▼▼▼

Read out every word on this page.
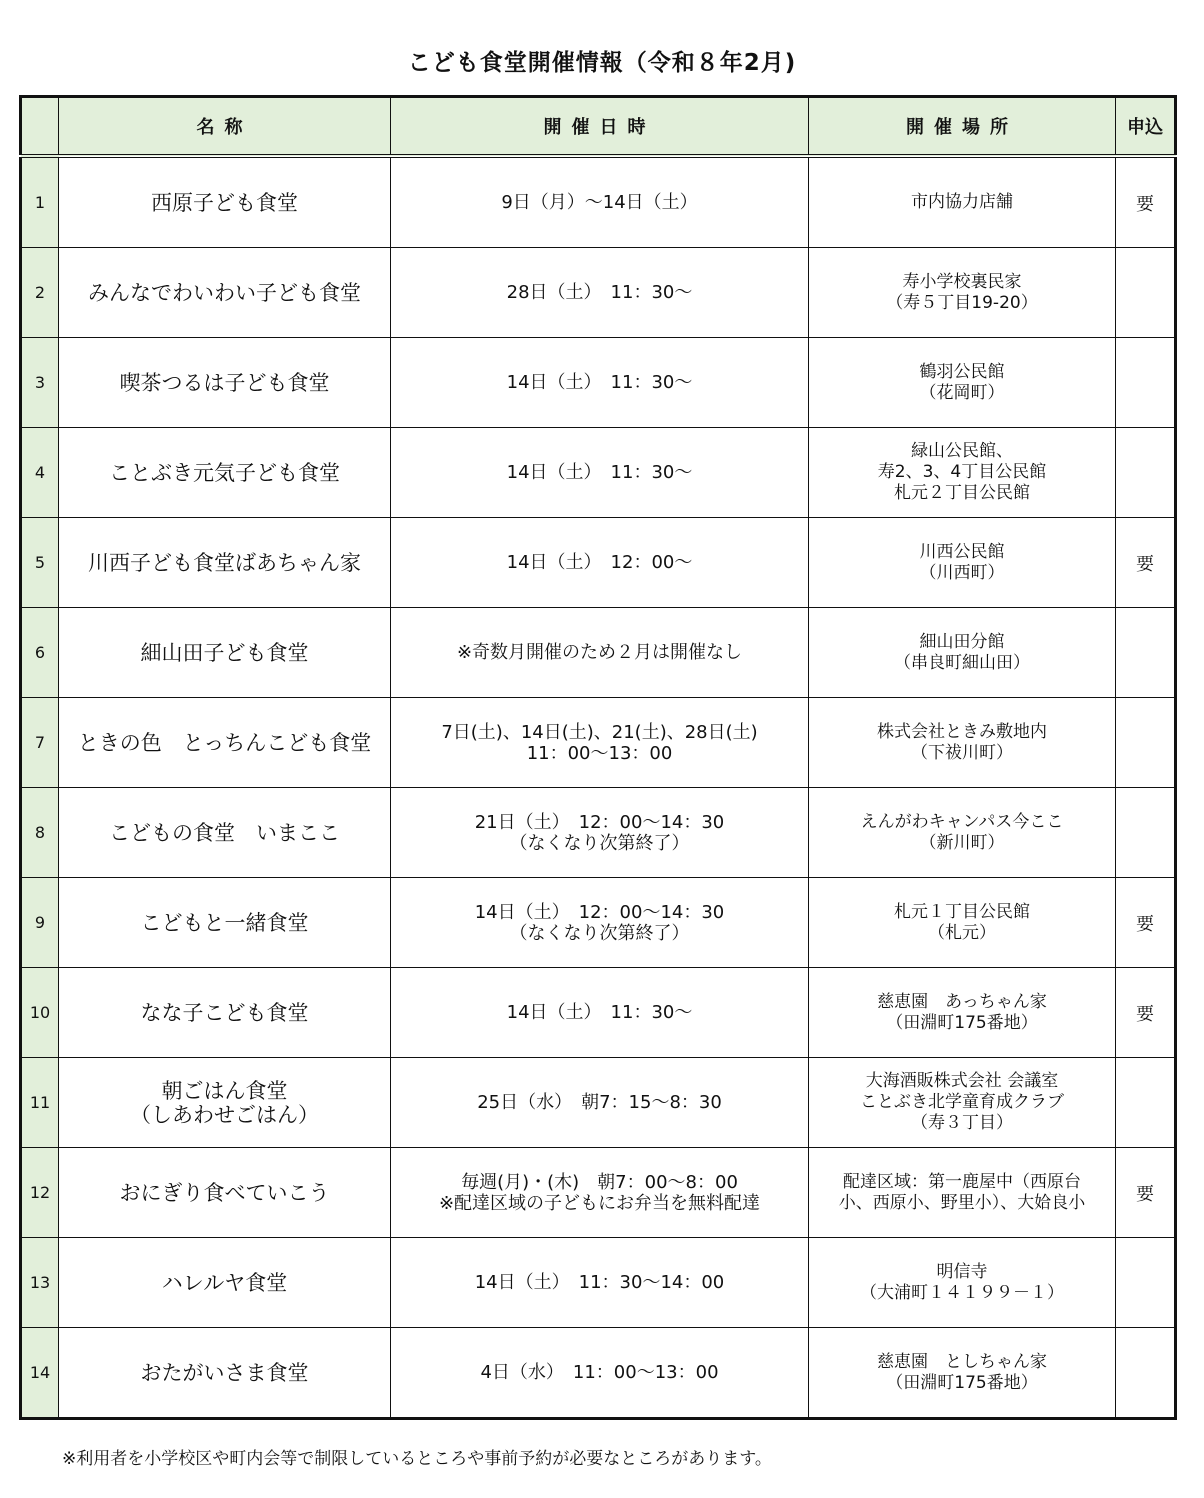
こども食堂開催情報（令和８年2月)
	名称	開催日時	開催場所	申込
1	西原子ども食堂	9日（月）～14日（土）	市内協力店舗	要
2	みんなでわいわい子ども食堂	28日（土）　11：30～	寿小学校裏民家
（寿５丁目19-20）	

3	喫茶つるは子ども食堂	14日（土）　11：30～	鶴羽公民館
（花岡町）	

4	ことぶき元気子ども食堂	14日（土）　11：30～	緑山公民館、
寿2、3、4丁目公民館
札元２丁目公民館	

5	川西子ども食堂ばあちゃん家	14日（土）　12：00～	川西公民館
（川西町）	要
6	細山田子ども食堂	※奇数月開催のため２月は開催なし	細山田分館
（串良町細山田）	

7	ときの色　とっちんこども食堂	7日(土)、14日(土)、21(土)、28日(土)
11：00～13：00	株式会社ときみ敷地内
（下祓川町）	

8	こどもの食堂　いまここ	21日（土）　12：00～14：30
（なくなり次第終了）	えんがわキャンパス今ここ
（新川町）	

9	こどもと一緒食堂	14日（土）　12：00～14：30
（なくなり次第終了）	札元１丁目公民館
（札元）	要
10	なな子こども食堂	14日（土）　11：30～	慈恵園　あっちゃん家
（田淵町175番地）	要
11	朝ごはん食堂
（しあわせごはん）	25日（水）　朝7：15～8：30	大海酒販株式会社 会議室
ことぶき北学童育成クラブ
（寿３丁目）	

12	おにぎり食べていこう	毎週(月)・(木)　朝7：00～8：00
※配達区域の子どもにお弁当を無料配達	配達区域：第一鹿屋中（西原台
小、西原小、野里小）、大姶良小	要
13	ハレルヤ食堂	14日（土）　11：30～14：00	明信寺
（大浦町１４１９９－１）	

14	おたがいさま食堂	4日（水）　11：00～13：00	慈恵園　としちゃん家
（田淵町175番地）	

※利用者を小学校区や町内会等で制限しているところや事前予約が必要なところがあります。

▲▲▲

* [Required work] Repeat the records word for word. Any picture in them should be left out.

* [Output below]
Read out every word on this page.
こども食堂開催情報（令和８年2月)
	名称	開催日時	開催場所	申込
1	西原子ども食堂	9日（月）～14日（土）	市内協力店舗	要
2	みんなでわいわい子ども食堂	28日（土）　11：30～	寿小学校裏民家
（寿５丁目19-20）	

3	喫茶つるは子ども食堂	14日（土）　11：30～	鶴羽公民館
（花岡町）	

4	ことぶき元気子ども食堂	14日（土）　11：30～	緑山公民館、
寿2、3、4丁目公民館
札元２丁目公民館	

5	川西子ども食堂ばあちゃん家	14日（土）　12：00～	川西公民館
（川西町）	要
6	細山田子ども食堂	※奇数月開催のため２月は開催なし	細山田分館
（串良町細山田）	

7	ときの色　とっちんこども食堂	7日(土)、14日(土)、21(土)、28日(土)
11：00～13：00	株式会社ときみ敷地内
（下祓川町）	

8	こどもの食堂　いまここ	21日（土）　12：00～14：30
（なくなり次第終了）	えんがわキャンパス今ここ
（新川町）	

9	こどもと一緒食堂	14日（土）　12：00～14：30
（なくなり次第終了）	札元１丁目公民館
（札元）	要
10	なな子こども食堂	14日（土）　11：30～	慈恵園　あっちゃん家
（田淵町175番地）	要
11	朝ごはん食堂
（しあわせごはん）	25日（水）　朝7：15～8：30	大海酒販株式会社 会議室
ことぶき北学童育成クラブ
（寿３丁目）	

12	おにぎり食べていこう	毎週(月)・(木)　朝7：00～8：00
※配達区域の子どもにお弁当を無料配達	配達区域：第一鹿屋中（西原台
小、西原小、野里小）、大姶良小	要
13	ハレルヤ食堂	14日（土）　11：30～14：00	明信寺
（大浦町１４１９９－１）	

14	おたがいさま食堂	4日（水）　11：00～13：00	慈恵園　としちゃん家
（田淵町175番地）	

※利用者を小学校区や町内会等で制限しているところや事前予約が必要なところがあります。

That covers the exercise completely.